** GIVEN REQUEST **
Your task is to copy the listing exactly. Drop any pictures from the copy.

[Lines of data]

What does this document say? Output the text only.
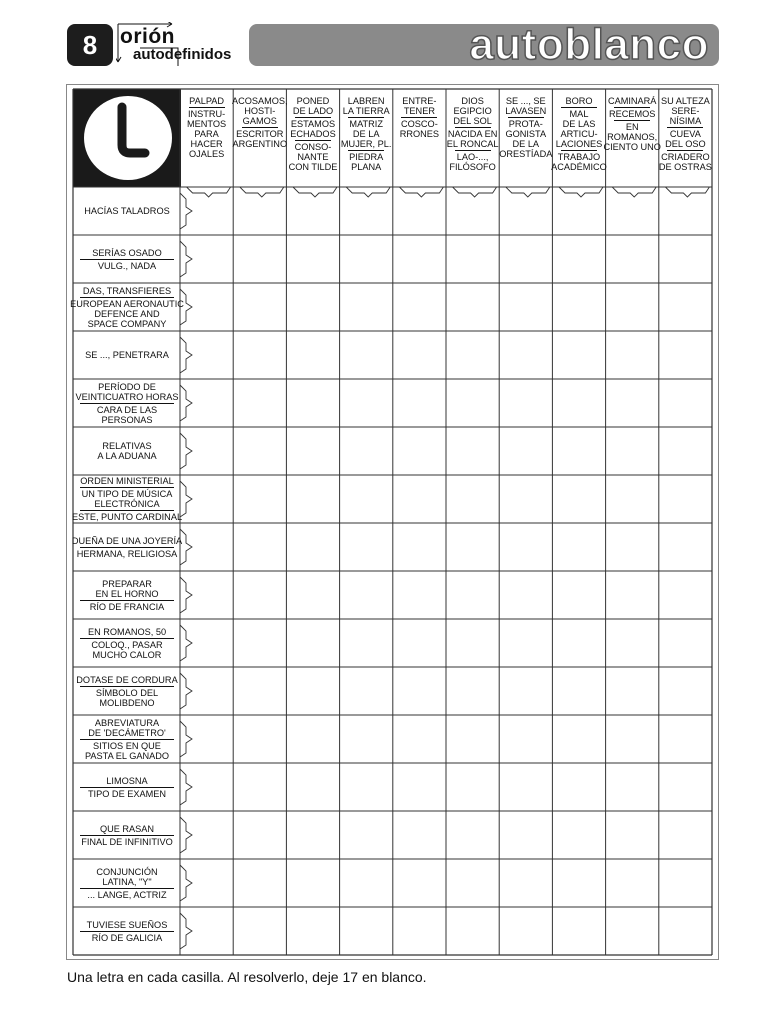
8	orión
autodefinidos	autoblanco
PALPAD
INSTRU-
MENTOS
PARA
HACER
OJALES
ACOSAMOS,
HOSTI-
GAMOS
ESCRITOR
ARGENTINO
PONED
DE LADO
ESTAMOS
ECHADOS
CONSO-
NANTE
CON TILDE
LABREN
LA TIERRA
MATRIZ
DE LA
MUJER, PL.
PIEDRA
PLANA
ENTRE-
TENER
COSCO-
RRONES
DIOS
EGIPCIO
DEL SOL
NACIDA EN
EL RONCAL
LAO-...,
FILÓSOFO
SE ..., SE
LAVASEN
PROTA-
GONISTA
DE LA
ORESTÍADA
BORO
MAL
DE LAS
ARTICU-
LACIONES
TRABAJO
ACADÉMICO
CAMINARÁ
RECEMOS
EN
ROMANOS,
CIENTO UNO
SU ALTEZA
SERE-
NÍSIMA
CUEVA
DEL OSO
CRIADERO
DE OSTRAS
HACÍAS TALADROS
SERÍAS OSADO
VULG., NADA
DAS, TRANSFIERES
EUROPEAN AERONAUTIC
DEFENCE AND
SPACE COMPANY
SE ..., PENETRARA
PERÍODO DE
VEINTICUATRO HORAS
CARA DE LAS
PERSONAS
RELATIVAS
A LA ADUANA
ORDEN MINISTERIAL
UN TIPO DE MÚSICA
ELECTRÓNICA
ESTE, PUNTO CARDINAL
DUEÑA DE UNA JOYERÍA
HERMANA, RELIGIOSA
PREPARAR
EN EL HORNO
RÍO DE FRANCIA
EN ROMANOS, 50
COLOQ., PASAR
MUCHO CALOR
DOTASE DE CORDURA
SÍMBOLO DEL
MOLIBDENO
ABREVIATURA
DE 'DECÁMETRO'
SITIOS EN QUE
PASTA EL GANADO
LIMOSNA
TIPO DE EXAMEN
QUE RASAN
FINAL DE INFINITIVO
CONJUNCIÓN
LATINA, "Y"
... LANGE, ACTRIZ
TUVIESE SUEÑOS
RÍO DE GALICIA
Una letra en cada casilla. Al resolverlo, deje 17 en blanco.
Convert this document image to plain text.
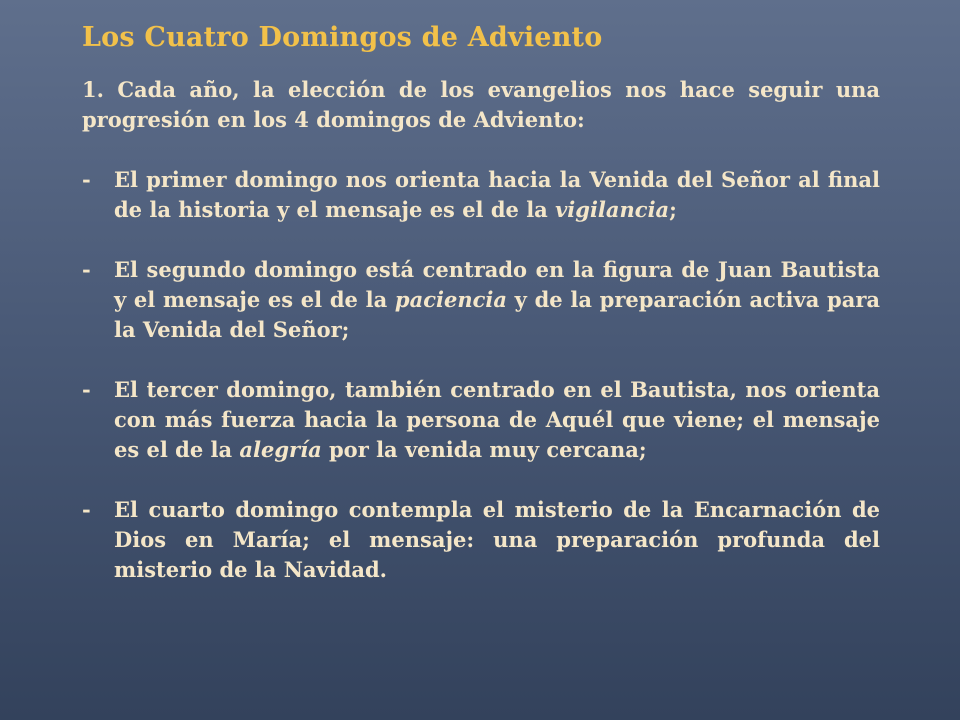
Los Cuatro Domingos de Adviento
1. Cada año, la elección de los evangelios nos hace seguir una progresión en los 4 domingos de Adviento:
- El primer domingo nos orienta hacia la Venida del Señor al final de la historia y el mensaje es el de la vigilancia;
- El segundo domingo está centrado en la figura de Juan Bautista y el mensaje es el de la paciencia y de la preparación activa para la Venida del Señor;
- El tercer domingo, también centrado en el Bautista, nos orienta con más fuerza hacia la persona de Aquél que viene; el mensaje es el de la alegría por la venida muy cercana;
- El cuarto domingo contempla el misterio de la Encarnación de Dios en María; el mensaje: una preparación profunda del misterio de la Navidad.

** TASK ANSWER **
What does this document say? Output the text only.
8	orión
autodefinidos	autoblanco
PALPAD
INSTRU-
MENTOS
PARA
HACER
OJALES
ACOSAMOS,
HOSTI-
GAMOS
ESCRITOR
ARGENTINO
PONED
DE LADO
ESTAMOS
ECHADOS
CONSO-
NANTE
CON TILDE
LABREN
LA TIERRA
MATRIZ
DE LA
MUJER, PL.
PIEDRA
PLANA
ENTRE-
TENER
COSCO-
RRONES
DIOS
EGIPCIO
DEL SOL
NACIDA EN
EL RONCAL
LAO-...,
FILÓSOFO
SE ..., SE
LAVASEN
PROTA-
GONISTA
DE LA
ORESTÍADA
BORO
MAL
DE LAS
ARTICU-
LACIONES
TRABAJO
ACADÉMICO
CAMINARÁ
RECEMOS
EN
ROMANOS,
CIENTO UNO
SU ALTEZA
SERE-
NÍSIMA
CUEVA
DEL OSO
CRIADERO
DE OSTRAS
HACÍAS TALADROS
SERÍAS OSADO
VULG., NADA
DAS, TRANSFIERES
EUROPEAN AERONAUTIC
DEFENCE AND
SPACE COMPANY
SE ..., PENETRARA
PERÍODO DE
VEINTICUATRO HORAS
CARA DE LAS
PERSONAS
RELATIVAS
A LA ADUANA
ORDEN MINISTERIAL
UN TIPO DE MÚSICA
ELECTRÓNICA
ESTE, PUNTO CARDINAL
DUEÑA DE UNA JOYERÍA
HERMANA, RELIGIOSA
PREPARAR
EN EL HORNO
RÍO DE FRANCIA
EN ROMANOS, 50
COLOQ., PASAR
MUCHO CALOR
DOTASE DE CORDURA
SÍMBOLO DEL
MOLIBDENO
ABREVIATURA
DE 'DECÁMETRO'
SITIOS EN QUE
PASTA EL GANADO
LIMOSNA
TIPO DE EXAMEN
QUE RASAN
FINAL DE INFINITIVO
CONJUNCIÓN
LATINA, "Y"
... LANGE, ACTRIZ
TUVIESE SUEÑOS
RÍO DE GALICIA
Una letra en cada casilla. Al resolverlo, deje 17 en blanco.
Convert this document image to plain text.
Los Cuatro Domingos de Adviento
1. Cada año, la elección de los evangelios nos hace seguir una progresión en los 4 domingos de Adviento:
- El primer domingo nos orienta hacia la Venida del Señor al final de la historia y el mensaje es el de la vigilancia;
- El segundo domingo está centrado en la figura de Juan Bautista y el mensaje es el de la paciencia y de la preparación activa para la Venida del Señor;
- El tercer domingo, también centrado en el Bautista, nos orienta con más fuerza hacia la persona de Aquél que viene; el mensaje es el de la alegría por la venida muy cercana;
- El cuarto domingo contempla el misterio de la Encarnación de Dios en María; el mensaje: una preparación profunda del misterio de la Navidad.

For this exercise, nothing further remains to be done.